La voix de l'animal...5


Il est important de noter que le fait que les animaux non-humains parlent ne fait pas nécessairement abstraction de leur vécu en le subordonnant au contenu  humain. Il est très difficile de représenter des animaux non-humains, dont la conscience est non verbale, par le biais de l’expression littéraire  qui n’est que littérale, comme l’a formulé Gilian Beer «Comment est-il possible d’être fidèle au vécu animal, même si tel est le souhait, si votre moyen de description est le langage humain écrit ?» (11) . En raison de cette difficulté les animaux non-humains sont,  dans bien des cas, pourvus d’une voix qui n’est pas la leur dans la réalité. Ce phénomène est commun aussi aux œuvres littéraires non-allégoriques, qui ont pour sujet des animaux non-humains. Par exemple, le célèbre roman de Richard Adams Les garennes de Watership Down (11 b) éveille la sympathie envers les vrais lapins, bien que ceux de son roman emploient le langage humain. Leur description - mis à part les éléments anthropomorphiques - contient également de nombreux éléments qui on trait à la vraie vie des lapins, tels que leur lutte pour survivre après que les humains aient fait de leur habitat naturel un chantier de construction. Dans ces cas, les animaux non-humains sont partiellement anthropomorphisés mais leur expérience n’est pas évacuée. En fait, l’anthropomorphisme partiel fonctionne comme un instrument qui nous aide à comprendre le point de vue non-humain.

Dans leur ouvrage de référence sur la métaphore (12), George Lakoff et Marc Johnson  font valoir que l’anthropomorphisme, qui est défini comme l’attribution à un sujet non-humain de caractéristiques humaines, est  une espèce de métaphore, qui se définie comme l‘attribution à un sujet de caractéristiques appartenant à un autre sujet. Nous utilisons des métaphores pour parler de sujets qui ne nous sont pas familiers en des termes familiers et, de même, nous utilisons l’anthropomorphisme pour discuter de sujets non familiers, comme la conscience non verbale, en termes familiers - la conscience verbale humaine.

# EXTRAIT SOURCE
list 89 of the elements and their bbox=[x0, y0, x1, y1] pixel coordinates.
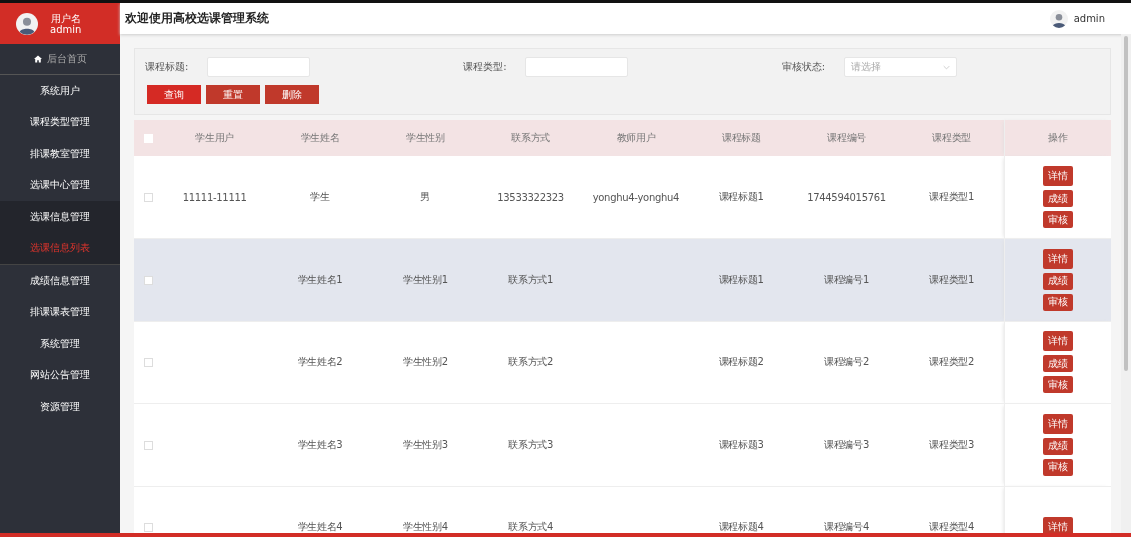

# TÂCHES À RÉALISER
**A.** Répondez à ces questions sur le texte consacré à la voix de l'animal :
(i) Quel roman de Richard Adams éveille la sympathie envers les vrais lapins ?
(ii) À qui le texte attribue-t-il la question sur la fidélité au vécu animal ?
(iii) Selon George Lakoff et Marc Johnson, l'anthropomorphisme est une espèce de quoi ?
**B.** Traduisez en anglais cette phrase du texte consacré à la voix de l'animal : « Dans ces cas, les animaux non-humains sont partiellement anthropomorphisés mais leur expérience n’est pas évacuée. »
**C.** Reproduisez fidèlement le passage du texte consacré à la voix de l'animal qui commence aux mots « Dans leur ouvrage » et s'arrête après « conscience verbale humaine. ».

# RÉPONSES PAR TÂCHE
**A.**
(i) Les garennes de Watership Down.
(ii) À Gilian Beer.
(iii) De métaphore.

**B.** In these cases, non-human animals are partially anthropomorphized, but their experience is not erased.

**C.**
Dans leur ouvrage de référence sur la métaphore (12), George Lakoff et Marc Johnson  font valoir que l’anthropomorphisme, qui est défini comme l’attribution à un sujet non-humain de caractéristiques humaines, est  une espèce de métaphore, qui se définie comme l‘attribution à un sujet de caractéristiques appartenant à un autre sujet. Nous utilisons des métaphores pour parler de sujets qui ne nous sont pas familiers en des termes familiers et, de même, nous utilisons l’anthropomorphisme pour discuter de sujets non familiers, comme la conscience non verbale, en termes familiers - la conscience verbale humaine.